• _Do this_
Give every line below again, exactly.

Raw records:
========
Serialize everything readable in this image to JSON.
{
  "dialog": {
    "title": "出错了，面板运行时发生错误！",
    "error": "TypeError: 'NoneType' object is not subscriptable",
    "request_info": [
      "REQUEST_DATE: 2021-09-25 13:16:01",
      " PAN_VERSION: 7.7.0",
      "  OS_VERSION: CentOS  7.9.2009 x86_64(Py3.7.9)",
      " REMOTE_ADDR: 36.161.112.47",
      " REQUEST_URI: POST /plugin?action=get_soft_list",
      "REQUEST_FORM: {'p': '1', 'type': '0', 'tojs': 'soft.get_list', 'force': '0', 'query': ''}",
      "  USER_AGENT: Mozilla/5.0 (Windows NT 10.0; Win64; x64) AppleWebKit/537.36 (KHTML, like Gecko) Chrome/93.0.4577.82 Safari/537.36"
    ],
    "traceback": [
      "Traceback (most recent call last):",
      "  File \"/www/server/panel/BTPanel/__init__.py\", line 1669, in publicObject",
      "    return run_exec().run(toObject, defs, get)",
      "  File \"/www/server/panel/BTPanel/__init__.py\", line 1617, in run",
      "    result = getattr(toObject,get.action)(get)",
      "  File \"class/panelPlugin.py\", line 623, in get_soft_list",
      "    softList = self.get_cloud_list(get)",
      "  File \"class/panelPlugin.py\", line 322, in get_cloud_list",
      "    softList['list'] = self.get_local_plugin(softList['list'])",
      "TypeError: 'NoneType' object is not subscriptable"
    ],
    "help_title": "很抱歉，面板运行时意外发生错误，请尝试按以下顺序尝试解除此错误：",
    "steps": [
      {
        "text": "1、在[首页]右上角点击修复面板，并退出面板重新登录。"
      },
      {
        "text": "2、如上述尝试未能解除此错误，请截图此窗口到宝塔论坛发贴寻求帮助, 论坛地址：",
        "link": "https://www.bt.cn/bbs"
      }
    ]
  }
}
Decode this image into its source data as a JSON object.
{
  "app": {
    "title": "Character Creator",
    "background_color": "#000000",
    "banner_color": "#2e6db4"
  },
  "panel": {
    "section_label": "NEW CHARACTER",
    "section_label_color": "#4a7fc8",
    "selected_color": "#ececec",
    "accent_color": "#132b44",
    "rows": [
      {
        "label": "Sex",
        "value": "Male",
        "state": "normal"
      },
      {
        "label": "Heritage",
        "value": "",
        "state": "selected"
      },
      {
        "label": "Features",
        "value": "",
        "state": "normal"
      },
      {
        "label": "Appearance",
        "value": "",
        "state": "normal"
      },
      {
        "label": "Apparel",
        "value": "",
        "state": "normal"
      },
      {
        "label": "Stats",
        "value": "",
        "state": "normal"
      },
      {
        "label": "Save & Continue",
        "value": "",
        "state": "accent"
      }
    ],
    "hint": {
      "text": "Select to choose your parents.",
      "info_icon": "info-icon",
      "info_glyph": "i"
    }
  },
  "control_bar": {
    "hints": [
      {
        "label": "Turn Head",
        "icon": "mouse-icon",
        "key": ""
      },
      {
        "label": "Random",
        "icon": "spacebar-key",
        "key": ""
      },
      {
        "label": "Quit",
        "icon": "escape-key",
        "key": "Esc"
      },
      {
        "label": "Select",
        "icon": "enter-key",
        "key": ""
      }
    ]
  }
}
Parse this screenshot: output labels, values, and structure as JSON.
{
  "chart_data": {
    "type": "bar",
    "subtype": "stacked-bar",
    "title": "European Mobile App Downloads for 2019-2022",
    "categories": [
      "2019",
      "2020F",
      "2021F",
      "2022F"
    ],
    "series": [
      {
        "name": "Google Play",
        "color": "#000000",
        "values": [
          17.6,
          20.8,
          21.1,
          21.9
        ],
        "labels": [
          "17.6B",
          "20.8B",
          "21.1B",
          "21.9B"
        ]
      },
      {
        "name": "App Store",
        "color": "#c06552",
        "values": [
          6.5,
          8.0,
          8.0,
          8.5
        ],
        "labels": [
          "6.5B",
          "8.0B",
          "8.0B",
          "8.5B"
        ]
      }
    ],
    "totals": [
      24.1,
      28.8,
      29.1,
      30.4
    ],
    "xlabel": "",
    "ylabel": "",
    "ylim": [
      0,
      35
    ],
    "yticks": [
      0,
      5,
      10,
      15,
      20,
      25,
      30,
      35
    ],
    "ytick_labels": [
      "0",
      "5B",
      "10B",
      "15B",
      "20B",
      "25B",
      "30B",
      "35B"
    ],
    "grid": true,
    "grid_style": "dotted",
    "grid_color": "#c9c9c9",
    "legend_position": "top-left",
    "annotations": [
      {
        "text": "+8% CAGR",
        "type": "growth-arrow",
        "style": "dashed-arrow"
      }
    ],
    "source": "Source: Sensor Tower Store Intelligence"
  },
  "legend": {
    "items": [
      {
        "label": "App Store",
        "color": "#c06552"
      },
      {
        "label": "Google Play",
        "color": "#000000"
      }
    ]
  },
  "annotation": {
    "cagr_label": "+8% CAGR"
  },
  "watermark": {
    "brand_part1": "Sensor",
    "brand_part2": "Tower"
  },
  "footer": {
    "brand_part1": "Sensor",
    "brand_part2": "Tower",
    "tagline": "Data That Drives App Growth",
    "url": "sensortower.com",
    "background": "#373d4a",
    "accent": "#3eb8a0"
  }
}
========
• _Answer to this task_
Serialize everything readable in this image to JSON.
{
  "dialog": {
    "title": "出错了，面板运行时发生错误！",
    "error": "TypeError: 'NoneType' object is not subscriptable",
    "request_info": [
      "REQUEST_DATE: 2021-09-25 13:16:01",
      " PAN_VERSION: 7.7.0",
      "  OS_VERSION: CentOS  7.9.2009 x86_64(Py3.7.9)",
      " REMOTE_ADDR: 36.161.112.47",
      " REQUEST_URI: POST /plugin?action=get_soft_list",
      "REQUEST_FORM: {'p': '1', 'type': '0', 'tojs': 'soft.get_list', 'force': '0', 'query': ''}",
      "  USER_AGENT: Mozilla/5.0 (Windows NT 10.0; Win64; x64) AppleWebKit/537.36 (KHTML, like Gecko) Chrome/93.0.4577.82 Safari/537.36"
    ],
    "traceback": [
      "Traceback (most recent call last):",
      "  File \"/www/server/panel/BTPanel/__init__.py\", line 1669, in publicObject",
      "    return run_exec().run(toObject, defs, get)",
      "  File \"/www/server/panel/BTPanel/__init__.py\", line 1617, in run",
      "    result = getattr(toObject,get.action)(get)",
      "  File \"class/panelPlugin.py\", line 623, in get_soft_list",
      "    softList = self.get_cloud_list(get)",
      "  File \"class/panelPlugin.py\", line 322, in get_cloud_list",
      "    softList['list'] = self.get_local_plugin(softList['list'])",
      "TypeError: 'NoneType' object is not subscriptable"
    ],
    "help_title": "很抱歉，面板运行时意外发生错误，请尝试按以下顺序尝试解除此错误：",
    "steps": [
      {
        "text": "1、在[首页]右上角点击修复面板，并退出面板重新登录。"
      },
      {
        "text": "2、如上述尝试未能解除此错误，请截图此窗口到宝塔论坛发贴寻求帮助, 论坛地址：",
        "link": "https://www.bt.cn/bbs"
      }
    ]
  }
}
Decode this image into its source data as a JSON object.
{
  "app": {
    "title": "Character Creator",
    "background_color": "#000000",
    "banner_color": "#2e6db4"
  },
  "panel": {
    "section_label": "NEW CHARACTER",
    "section_label_color": "#4a7fc8",
    "selected_color": "#ececec",
    "accent_color": "#132b44",
    "rows": [
      {
        "label": "Sex",
        "value": "Male",
        "state": "normal"
      },
      {
        "label": "Heritage",
        "value": "",
        "state": "selected"
      },
      {
        "label": "Features",
        "value": "",
        "state": "normal"
      },
      {
        "label": "Appearance",
        "value": "",
        "state": "normal"
      },
      {
        "label": "Apparel",
        "value": "",
        "state": "normal"
      },
      {
        "label": "Stats",
        "value": "",
        "state": "normal"
      },
      {
        "label": "Save & Continue",
        "value": "",
        "state": "accent"
      }
    ],
    "hint": {
      "text": "Select to choose your parents.",
      "info_icon": "info-icon",
      "info_glyph": "i"
    }
  },
  "control_bar": {
    "hints": [
      {
        "label": "Turn Head",
        "icon": "mouse-icon",
        "key": ""
      },
      {
        "label": "Random",
        "icon": "spacebar-key",
        "key": ""
      },
      {
        "label": "Quit",
        "icon": "escape-key",
        "key": "Esc"
      },
      {
        "label": "Select",
        "icon": "enter-key",
        "key": ""
      }
    ]
  }
}
Parse this screenshot: output labels, values, and structure as JSON.
{
  "chart_data": {
    "type": "bar",
    "subtype": "stacked-bar",
    "title": "European Mobile App Downloads for 2019-2022",
    "categories": [
      "2019",
      "2020F",
      "2021F",
      "2022F"
    ],
    "series": [
      {
        "name": "Google Play",
        "color": "#000000",
        "values": [
          17.6,
          20.8,
          21.1,
          21.9
        ],
        "labels": [
          "17.6B",
          "20.8B",
          "21.1B",
          "21.9B"
        ]
      },
      {
        "name": "App Store",
        "color": "#c06552",
        "values": [
          6.5,
          8.0,
          8.0,
          8.5
        ],
        "labels": [
          "6.5B",
          "8.0B",
          "8.0B",
          "8.5B"
        ]
      }
    ],
    "totals": [
      24.1,
      28.8,
      29.1,
      30.4
    ],
    "xlabel": "",
    "ylabel": "",
    "ylim": [
      0,
      35
    ],
    "yticks": [
      0,
      5,
      10,
      15,
      20,
      25,
      30,
      35
    ],
    "ytick_labels": [
      "0",
      "5B",
      "10B",
      "15B",
      "20B",
      "25B",
      "30B",
      "35B"
    ],
    "grid": true,
    "grid_style": "dotted",
    "grid_color": "#c9c9c9",
    "legend_position": "top-left",
    "annotations": [
      {
        "text": "+8% CAGR",
        "type": "growth-arrow",
        "style": "dashed-arrow"
      }
    ],
    "source": "Source: Sensor Tower Store Intelligence"
  },
  "legend": {
    "items": [
      {
        "label": "App Store",
        "color": "#c06552"
      },
      {
        "label": "Google Play",
        "color": "#000000"
      }
    ]
  },
  "annotation": {
    "cagr_label": "+8% CAGR"
  },
  "watermark": {
    "brand_part1": "Sensor",
    "brand_part2": "Tower"
  },
  "footer": {
    "brand_part1": "Sensor",
    "brand_part2": "Tower",
    "tagline": "Data That Drives App Growth",
    "url": "sensortower.com",
    "background": "#373d4a",
    "accent": "#3eb8a0"
  }
}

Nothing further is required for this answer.